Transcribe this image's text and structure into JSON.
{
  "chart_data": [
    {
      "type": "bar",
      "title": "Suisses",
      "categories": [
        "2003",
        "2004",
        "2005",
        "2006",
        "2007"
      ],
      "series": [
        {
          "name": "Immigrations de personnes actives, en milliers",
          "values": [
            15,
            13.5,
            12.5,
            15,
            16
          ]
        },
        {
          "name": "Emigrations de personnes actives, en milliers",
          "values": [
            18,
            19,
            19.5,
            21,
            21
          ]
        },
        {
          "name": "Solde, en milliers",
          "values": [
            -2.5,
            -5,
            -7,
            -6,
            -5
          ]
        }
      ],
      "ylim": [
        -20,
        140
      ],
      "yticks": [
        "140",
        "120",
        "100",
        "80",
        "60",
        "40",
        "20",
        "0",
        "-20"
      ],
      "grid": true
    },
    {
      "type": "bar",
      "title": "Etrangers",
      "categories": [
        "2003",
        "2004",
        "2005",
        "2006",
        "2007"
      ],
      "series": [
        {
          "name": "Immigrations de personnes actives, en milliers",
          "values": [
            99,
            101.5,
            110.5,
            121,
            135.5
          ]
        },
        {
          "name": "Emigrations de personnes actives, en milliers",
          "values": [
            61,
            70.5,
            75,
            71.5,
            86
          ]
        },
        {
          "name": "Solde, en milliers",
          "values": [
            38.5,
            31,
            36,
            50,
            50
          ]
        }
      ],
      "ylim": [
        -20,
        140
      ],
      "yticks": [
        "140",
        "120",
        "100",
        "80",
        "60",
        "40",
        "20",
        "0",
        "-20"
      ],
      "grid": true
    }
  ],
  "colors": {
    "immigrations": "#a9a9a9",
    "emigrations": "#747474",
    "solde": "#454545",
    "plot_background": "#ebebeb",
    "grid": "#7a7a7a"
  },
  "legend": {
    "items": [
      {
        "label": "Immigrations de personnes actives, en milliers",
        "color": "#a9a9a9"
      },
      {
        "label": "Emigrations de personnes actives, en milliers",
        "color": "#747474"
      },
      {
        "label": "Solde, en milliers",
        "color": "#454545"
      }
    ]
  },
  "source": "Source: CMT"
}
= = = = =
- [What you should do] Would you copy out each line exactly as written?

- [Output below]
Transcribe this image's text and structure into JSON.
{
  "chart_data": [
    {
      "type": "bar",
      "title": "Suisses",
      "categories": [
        "2003",
        "2004",
        "2005",
        "2006",
        "2007"
      ],
      "series": [
        {
          "name": "Immigrations de personnes actives, en milliers",
          "values": [
            15,
            13.5,
            12.5,
            15,
            16
          ]
        },
        {
          "name": "Emigrations de personnes actives, en milliers",
          "values": [
            18,
            19,
            19.5,
            21,
            21
          ]
        },
        {
          "name": "Solde, en milliers",
          "values": [
            -2.5,
            -5,
            -7,
            -6,
            -5
          ]
        }
      ],
      "ylim": [
        -20,
        140
      ],
      "yticks": [
        "140",
        "120",
        "100",
        "80",
        "60",
        "40",
        "20",
        "0",
        "-20"
      ],
      "grid": true
    },
    {
      "type": "bar",
      "title": "Etrangers",
      "categories": [
        "2003",
        "2004",
        "2005",
        "2006",
        "2007"
      ],
      "series": [
        {
          "name": "Immigrations de personnes actives, en milliers",
          "values": [
            99,
            101.5,
            110.5,
            121,
            135.5
          ]
        },
        {
          "name": "Emigrations de personnes actives, en milliers",
          "values": [
            61,
            70.5,
            75,
            71.5,
            86
          ]
        },
        {
          "name": "Solde, en milliers",
          "values": [
            38.5,
            31,
            36,
            50,
            50
          ]
        }
      ],
      "ylim": [
        -20,
        140
      ],
      "yticks": [
        "140",
        "120",
        "100",
        "80",
        "60",
        "40",
        "20",
        "0",
        "-20"
      ],
      "grid": true
    }
  ],
  "colors": {
    "immigrations": "#a9a9a9",
    "emigrations": "#747474",
    "solde": "#454545",
    "plot_background": "#ebebeb",
    "grid": "#7a7a7a"
  },
  "legend": {
    "items": [
      {
        "label": "Immigrations de personnes actives, en milliers",
        "color": "#a9a9a9"
      },
      {
        "label": "Emigrations de personnes actives, en milliers",
        "color": "#747474"
      },
      {
        "label": "Solde, en milliers",
        "color": "#454545"
      }
    ]
  },
  "source": "Source: CMT"
}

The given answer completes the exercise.